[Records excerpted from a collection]
——————————
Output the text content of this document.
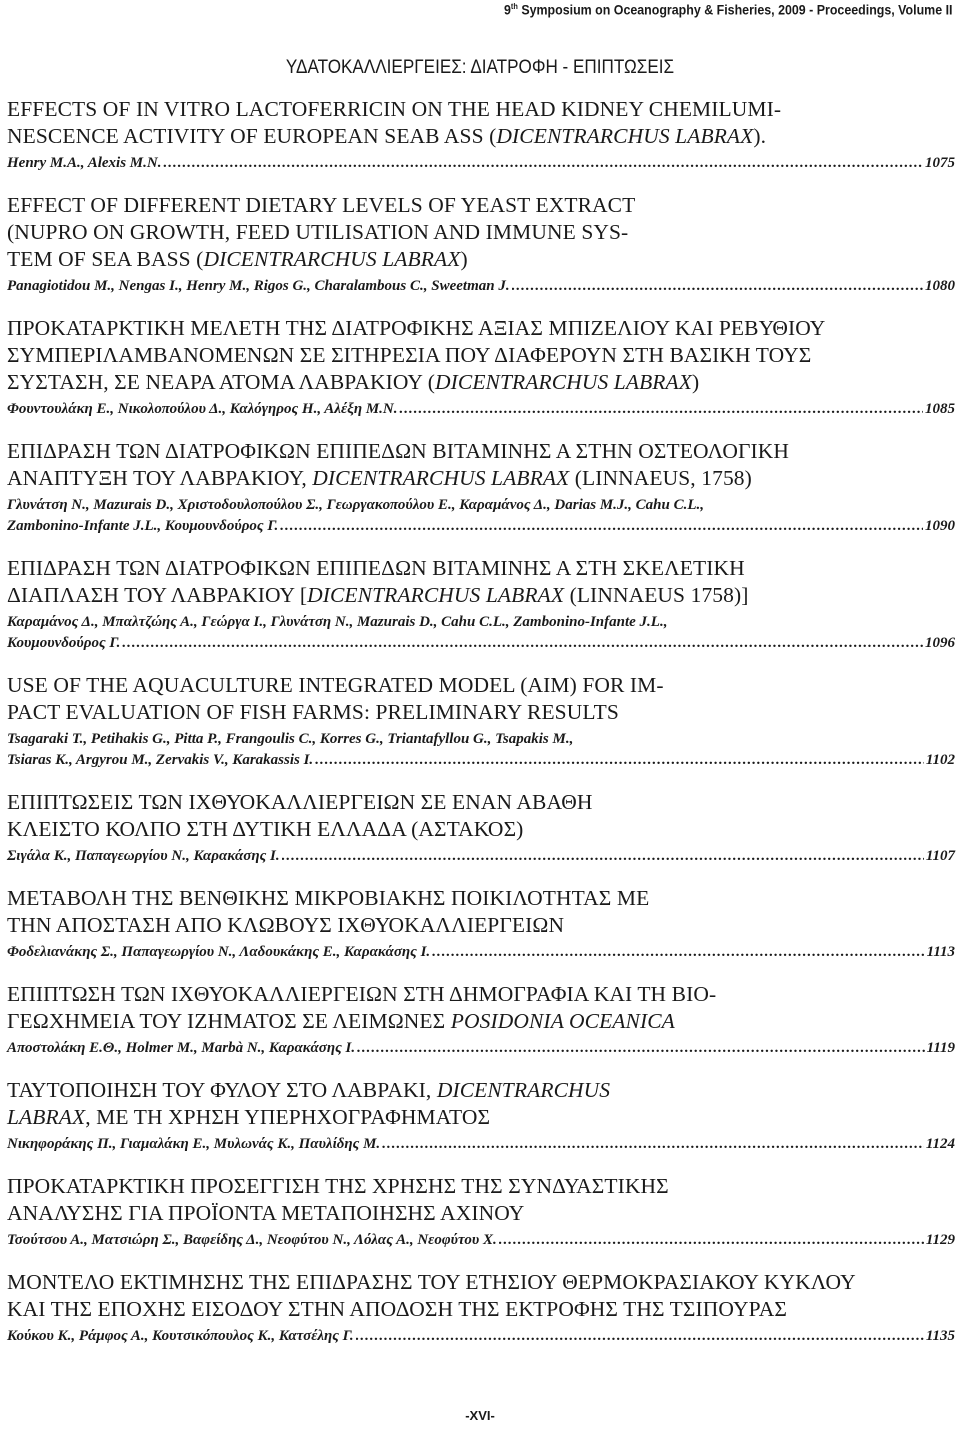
9th Symposium on Oceanography & Fisheries, 2009 - Proceedings, Volume II
ΥΔΑΤΟΚΑΛΛΙΕΡΓΕΙΕΣ: ΔΙΑΤΡΟΦΗ - ΕΠΙΠΤΩΣΕΙΣ
EFFECTS OF IN VITRO LACTOFERRICIN ON THE HEAD KIDNEY CHEMILUMI-
NESCENCE ACTIVITY OF EUROPEAN SEAB ASS (DICENTRARCHUS LABRAX).
Henry M.A., Alexis M.N. .....	1075
EFFECT OF DIFFERENT DIETARY LEVELS OF YEAST EXTRACT
(NUPRO ON GROWTH, FEED UTILISATION AND IMMUNE SYS-
TEM OF SEA BASS (DICENTRARCHUS LABRAX)
Panagiotidou M., Nengas I., Henry M., Rigos G., Charalambous C., Sweetman J. .....	1080
ΠΡΟΚΑΤΑΡΚΤΙΚΗ ΜΕΛΕΤΗ ΤΗΣ ΔΙΑΤΡΟΦΙΚΗΣ ΑΞΙΑΣ ΜΠΙΖΕΛΙΟΥ ΚΑΙ ΡΕΒΥΘΙΟΥ
ΣΥΜΠΕΡΙΛΑΜΒΑΝΟΜΕΝΩΝ ΣΕ ΣΙΤΗΡΕΣΙΑ ΠΟΥ ΔΙΑΦΕΡΟΥΝ ΣΤΗ ΒΑΣΙΚΗ ΤΟΥΣ
ΣΥΣΤΑΣΗ, ΣΕ ΝΕΑΡΑ ΑΤΟΜΑ ΛΑΒΡΑΚΙΟΥ (DICENTRARCHUS LABRAX)
Φουντουλάκη Ε., Νικολοπούλου Δ., Καλόγηρος Η., Αλέξη Μ.Ν. .....	1085
ΕΠΙΔΡΑΣΗ ΤΩΝ ΔΙΑΤΡΟΦΙΚΩΝ ΕΠΙΠΕΔΩΝ ΒΙΤΑΜΙΝΗΣ Α ΣΤΗΝ ΟΣΤΕΟΛΟΓΙΚΗ
ΑΝΑΠΤΥΞΗ ΤΟΥ ΛΑΒΡΑΚΙΟΥ, DICENTRARCHUS LABRAX (LINNAEUS, 1758)
Γλυνάτση Ν., Mazurais D., Χριστοδουλοπούλου Σ., Γεωργακοπούλου Ε., Καραμάνος Δ., Darias M.J., Cahu C.L.,
Zambonino-Infante J.L., Κουμουνδούρος Γ. .....	1090
ΕΠΙΔΡΑΣΗ ΤΩΝ ΔΙΑΤΡΟΦΙΚΩΝ ΕΠΙΠΕΔΩΝ ΒΙΤΑΜΙΝΗΣ Α ΣΤΗ ΣΚΕΛΕΤΙΚΗ
ΔΙΑΠΛΑΣΗ ΤΟΥ ΛΑΒΡΑΚΙΟΥ [DICENTRARCHUS LABRAX (LINNAEUS 1758)]
Καραμάνος Δ., Μπαλτζώης Α., Γεώργα Ι., Γλυνάτση Ν., Mazurais D., Cahu C.L., Zambonino-Infante J.L.,
Κουμουνδούρος Γ. .....	1096
USE OF THE AQUACULTURE INTEGRATED MODEL (AIM) FOR IM-
PACT EVALUATION OF FISH FARMS: PRELIMINARY RESULTS
Tsagaraki T., Petihakis G., Pitta P., Frangoulis C., Korres G., Triantafyllou G., Tsapakis M.,
Tsiaras K., Argyrou M., Zervakis V., Karakassis I. .....	1102
ΕΠΙΠΤΩΣΕΙΣ ΤΩΝ ΙΧΘΥΟΚΑΛΛΙΕΡΓΕΙΩΝ ΣΕ ΕΝΑΝ ΑΒΑΘΗ
ΚΛΕΙΣΤΟ ΚΟΛΠΟ ΣΤΗ ΔΥΤΙΚΗ ΕΛΛΑΔΑ (ΑΣΤΑΚΟΣ)
Σιγάλα Κ., Παπαγεωργίου Ν., Καρακάσης Ι. .....	1107
ΜΕΤΑΒΟΛΗ ΤΗΣ ΒΕΝΘΙΚΗΣ ΜΙΚΡΟΒΙΑΚΗΣ ΠΟΙΚΙΛΟΤΗΤΑΣ ΜΕ
ΤΗΝ ΑΠΟΣΤΑΣΗ ΑΠΟ ΚΛΩΒΟΥΣ ΙΧΘΥΟΚΑΛΛΙΕΡΓΕΙΩΝ
Φοδελιανάκης Σ., Παπαγεωργίου Ν., Λαδουκάκης Ε., Καρακάσης Ι. .....	1113
ΕΠΙΠΤΩΣΗ ΤΩΝ ΙΧΘΥΟΚΑΛΛΙΕΡΓΕΙΩΝ ΣΤΗ ΔΗΜΟΓΡΑΦΙΑ ΚΑΙ ΤΗ ΒΙΟ-
ΓΕΩΧΗΜΕΙΑ ΤΟΥ ΙΖΗΜΑΤΟΣ ΣΕ ΛΕΙΜΩΝΕΣ POSIDONIA OCEANICA
Αποστολάκη Ε.Θ., Holmer M., Marbà N., Καρακάσης Ι. .....	1119
ΤΑΥΤΟΠΟΙΗΣΗ ΤΟΥ ΦΥΛΟΥ ΣΤΟ ΛΑΒΡΑΚΙ, DICENTRARCHUS
LABRAX, ΜΕ ΤΗ ΧΡΗΣΗ ΥΠΕΡΗΧΟΓΡΑΦΗΜΑΤΟΣ
Νικηφοράκης Π., Γιαμαλάκη Ε., Μυλωνάς Κ., Παυλίδης Μ. .....	1124
ΠΡΟΚΑΤΑΡΚΤΙΚΗ ΠΡΟΣΕΓΓΙΣΗ ΤΗΣ ΧΡΗΣΗΣ ΤΗΣ ΣΥΝΔΥΑΣΤΙΚΗΣ
ΑΝΑΛΥΣΗΣ ΓΙΑ ΠΡΟΪΟΝΤΑ ΜΕΤΑΠΟΙΗΣΗΣ ΑΧΙΝΟΥ
Τσούτσου Α., Ματσιώρη Σ., Βαφείδης Δ., Νεοφύτου Ν., Λόλας Α., Νεοφύτου Χ. .....	1129
ΜΟΝΤΕΛΟ ΕΚΤΙΜΗΣΗΣ ΤΗΣ ΕΠΙΔΡΑΣΗΣ ΤΟΥ ΕΤΗΣΙΟΥ ΘΕΡΜΟΚΡΑΣΙΑΚΟΥ ΚΥΚΛΟΥ
ΚΑΙ ΤΗΣ ΕΠΟΧΗΣ ΕΙΣΟΔΟΥ ΣΤΗΝ ΑΠΟΔΟΣΗ ΤΗΣ ΕΚΤΡΟΦΗΣ ΤΗΣ ΤΣΙΠΟΥΡΑΣ
Κούκου Κ., Ράμφος Α., Κουτσικόπουλος Κ., Κατσέλης Γ. .....	1135
-XVI-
——————————
= Exercise description =
Where a line holds the string "ΒΙΤΑΜΙΝΗΣ", copy that line.

= Solution to this exercise =
ΕΠΙΔΡΑΣΗ ΤΩΝ ΔΙΑΤΡΟΦΙΚΩΝ ΕΠΙΠΕΔΩΝ ΒΙΤΑΜΙΝΗΣ Α ΣΤΗΝ ΟΣΤΕΟΛΟΓΙΚΗ
ΕΠΙΔΡΑΣΗ ΤΩΝ ΔΙΑΤΡΟΦΙΚΩΝ ΕΠΙΠΕΔΩΝ ΒΙΤΑΜΙΝΗΣ Α ΣΤΗ ΣΚΕΛΕΤΙΚΗ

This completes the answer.